▶ _Job_:
Return every line of the data below that includes the string "name".
-- -- --
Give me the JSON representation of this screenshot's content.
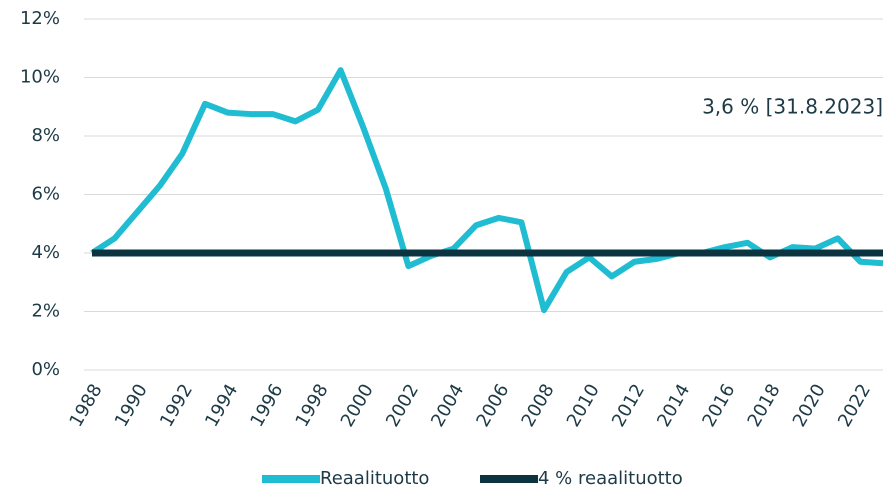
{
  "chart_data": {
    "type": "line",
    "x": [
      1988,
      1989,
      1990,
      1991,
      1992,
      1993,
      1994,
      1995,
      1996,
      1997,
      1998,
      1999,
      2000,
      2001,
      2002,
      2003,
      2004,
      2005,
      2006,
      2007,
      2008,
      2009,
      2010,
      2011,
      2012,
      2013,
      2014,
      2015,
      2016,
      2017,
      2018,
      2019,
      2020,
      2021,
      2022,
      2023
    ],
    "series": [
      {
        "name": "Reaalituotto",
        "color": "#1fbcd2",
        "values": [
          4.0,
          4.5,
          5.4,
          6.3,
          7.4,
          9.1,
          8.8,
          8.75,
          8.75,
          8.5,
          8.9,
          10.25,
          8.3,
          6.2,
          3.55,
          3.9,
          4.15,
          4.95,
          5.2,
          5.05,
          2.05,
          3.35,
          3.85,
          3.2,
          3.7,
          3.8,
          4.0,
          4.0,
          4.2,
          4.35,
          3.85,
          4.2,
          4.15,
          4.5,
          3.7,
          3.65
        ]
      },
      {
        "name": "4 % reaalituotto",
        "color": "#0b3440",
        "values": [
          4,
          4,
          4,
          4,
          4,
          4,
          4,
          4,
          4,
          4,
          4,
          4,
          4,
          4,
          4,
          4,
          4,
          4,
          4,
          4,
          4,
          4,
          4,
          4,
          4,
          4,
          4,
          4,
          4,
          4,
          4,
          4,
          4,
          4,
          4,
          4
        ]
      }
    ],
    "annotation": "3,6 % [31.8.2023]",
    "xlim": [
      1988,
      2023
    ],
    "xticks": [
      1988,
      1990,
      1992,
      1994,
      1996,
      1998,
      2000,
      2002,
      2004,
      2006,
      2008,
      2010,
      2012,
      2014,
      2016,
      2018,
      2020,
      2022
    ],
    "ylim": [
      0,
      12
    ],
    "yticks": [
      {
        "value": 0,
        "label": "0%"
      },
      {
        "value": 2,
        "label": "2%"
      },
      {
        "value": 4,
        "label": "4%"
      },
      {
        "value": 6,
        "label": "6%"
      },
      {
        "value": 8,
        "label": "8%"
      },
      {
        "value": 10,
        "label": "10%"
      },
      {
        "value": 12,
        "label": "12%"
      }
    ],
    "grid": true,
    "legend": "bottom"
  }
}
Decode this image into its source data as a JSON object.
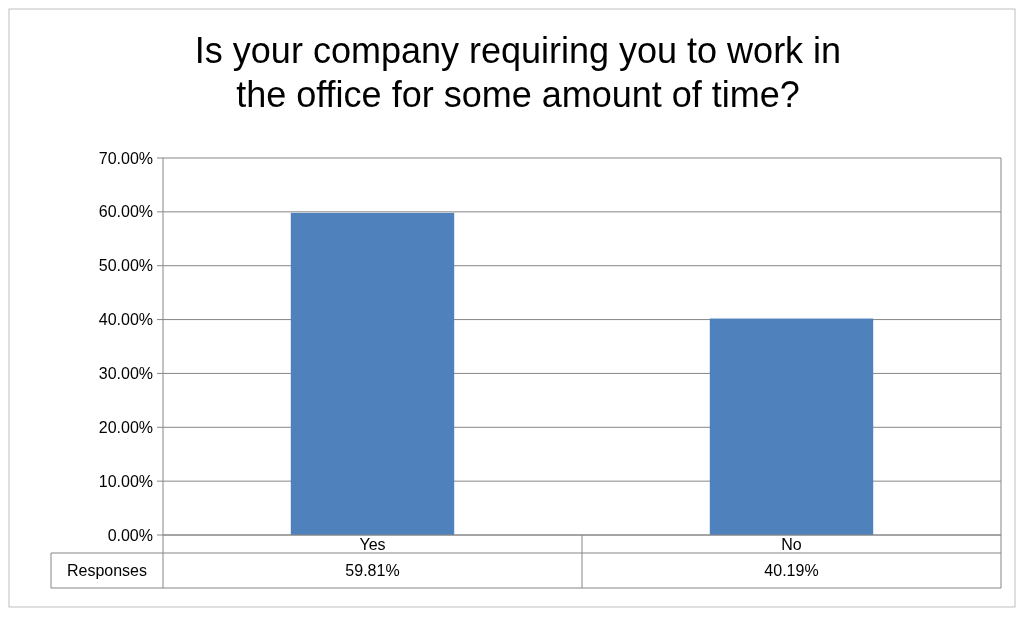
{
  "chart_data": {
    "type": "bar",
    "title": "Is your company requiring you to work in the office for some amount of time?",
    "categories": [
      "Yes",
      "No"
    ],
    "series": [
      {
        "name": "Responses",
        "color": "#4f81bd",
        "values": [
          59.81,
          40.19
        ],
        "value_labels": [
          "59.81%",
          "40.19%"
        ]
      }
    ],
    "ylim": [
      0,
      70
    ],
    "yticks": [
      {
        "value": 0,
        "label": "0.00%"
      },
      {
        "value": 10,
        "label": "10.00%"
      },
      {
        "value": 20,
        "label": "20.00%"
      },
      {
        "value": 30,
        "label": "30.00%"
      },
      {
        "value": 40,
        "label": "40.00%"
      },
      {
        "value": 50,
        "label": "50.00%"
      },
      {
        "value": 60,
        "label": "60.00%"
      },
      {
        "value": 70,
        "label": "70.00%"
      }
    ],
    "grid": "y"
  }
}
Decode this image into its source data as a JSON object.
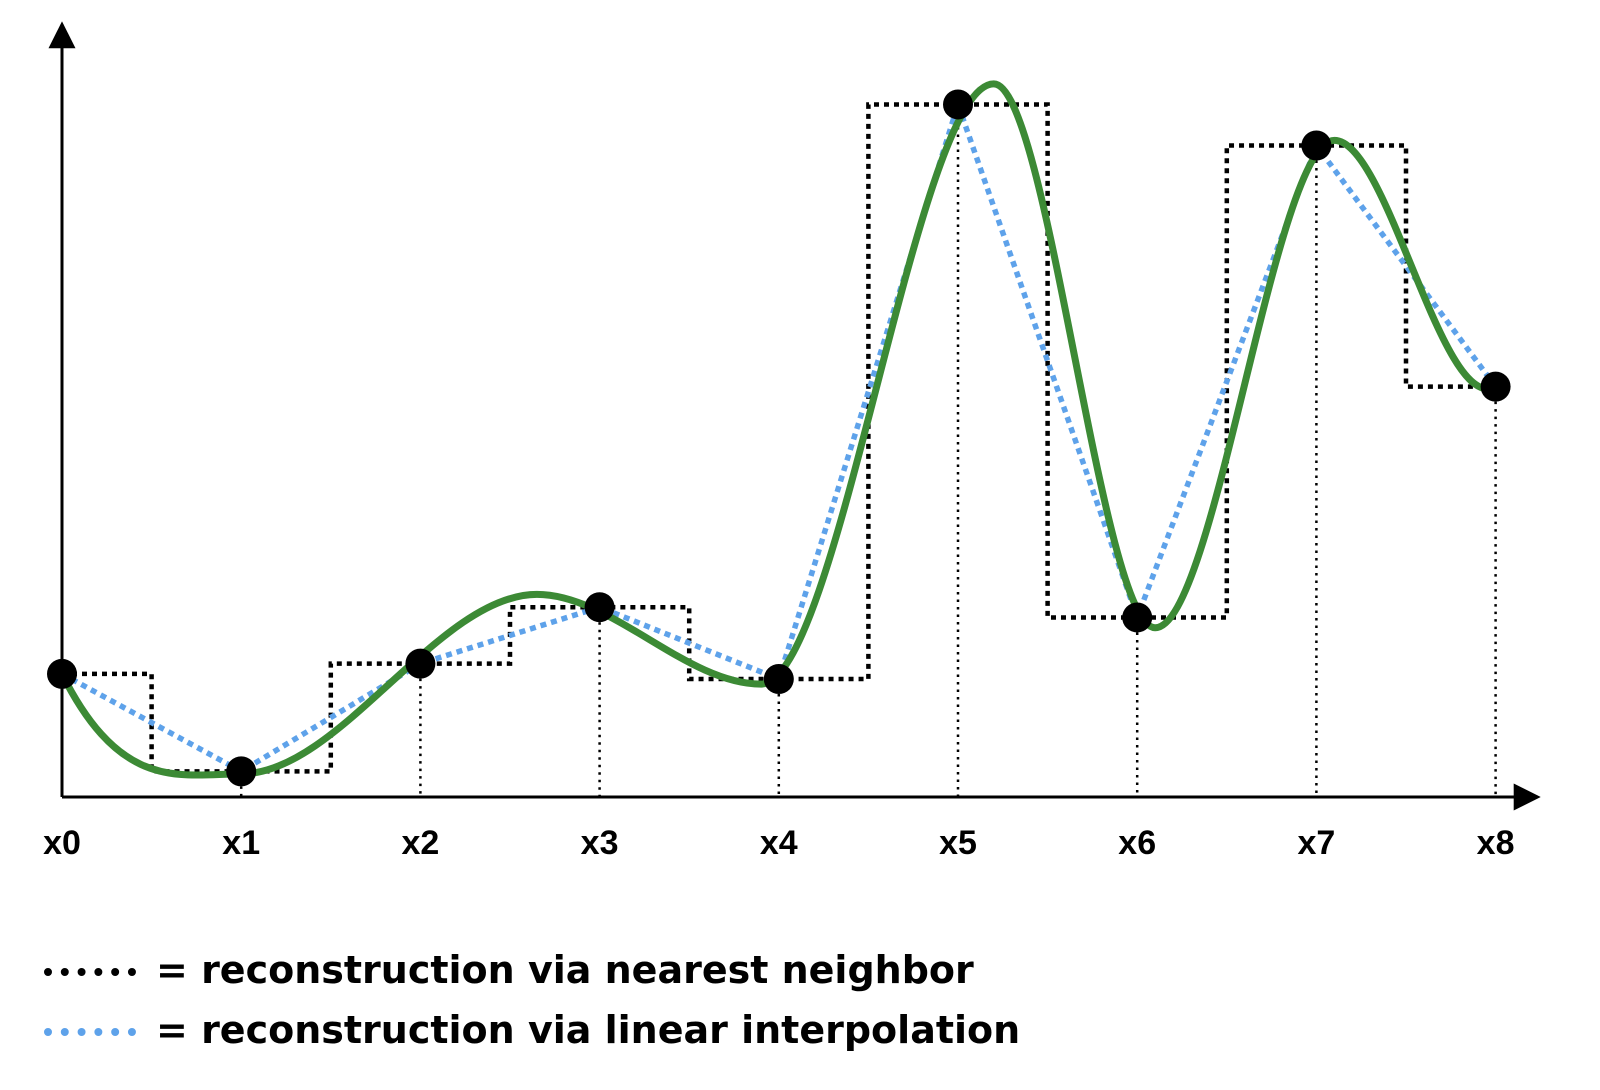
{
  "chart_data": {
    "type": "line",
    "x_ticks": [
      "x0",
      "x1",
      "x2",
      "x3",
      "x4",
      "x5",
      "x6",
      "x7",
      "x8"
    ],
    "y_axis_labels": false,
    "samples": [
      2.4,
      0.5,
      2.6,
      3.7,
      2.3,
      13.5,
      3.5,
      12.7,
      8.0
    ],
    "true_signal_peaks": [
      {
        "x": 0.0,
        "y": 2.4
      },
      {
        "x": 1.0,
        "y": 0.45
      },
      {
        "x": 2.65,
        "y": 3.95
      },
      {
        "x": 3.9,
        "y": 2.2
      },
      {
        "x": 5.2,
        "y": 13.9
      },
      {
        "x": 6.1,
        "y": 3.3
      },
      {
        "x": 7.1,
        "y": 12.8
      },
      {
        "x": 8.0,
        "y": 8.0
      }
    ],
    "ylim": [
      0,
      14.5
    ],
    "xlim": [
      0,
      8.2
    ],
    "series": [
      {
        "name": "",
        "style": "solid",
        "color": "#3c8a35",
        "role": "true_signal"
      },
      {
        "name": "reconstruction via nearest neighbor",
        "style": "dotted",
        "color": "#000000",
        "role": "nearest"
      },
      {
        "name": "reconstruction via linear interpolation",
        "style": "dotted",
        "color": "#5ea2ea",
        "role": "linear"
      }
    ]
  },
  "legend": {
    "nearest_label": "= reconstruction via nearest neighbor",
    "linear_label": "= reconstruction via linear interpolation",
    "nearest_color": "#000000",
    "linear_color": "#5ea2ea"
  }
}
-- -- --
▶ _Response to this exercise_:
        "name": "Reaalituotto",
        "name": "4 % reaalituotto",
        "name": "Responses",
        "name": "",
        "name": "reconstruction via nearest neighbor",
        "name": "reconstruction via linear interpolation",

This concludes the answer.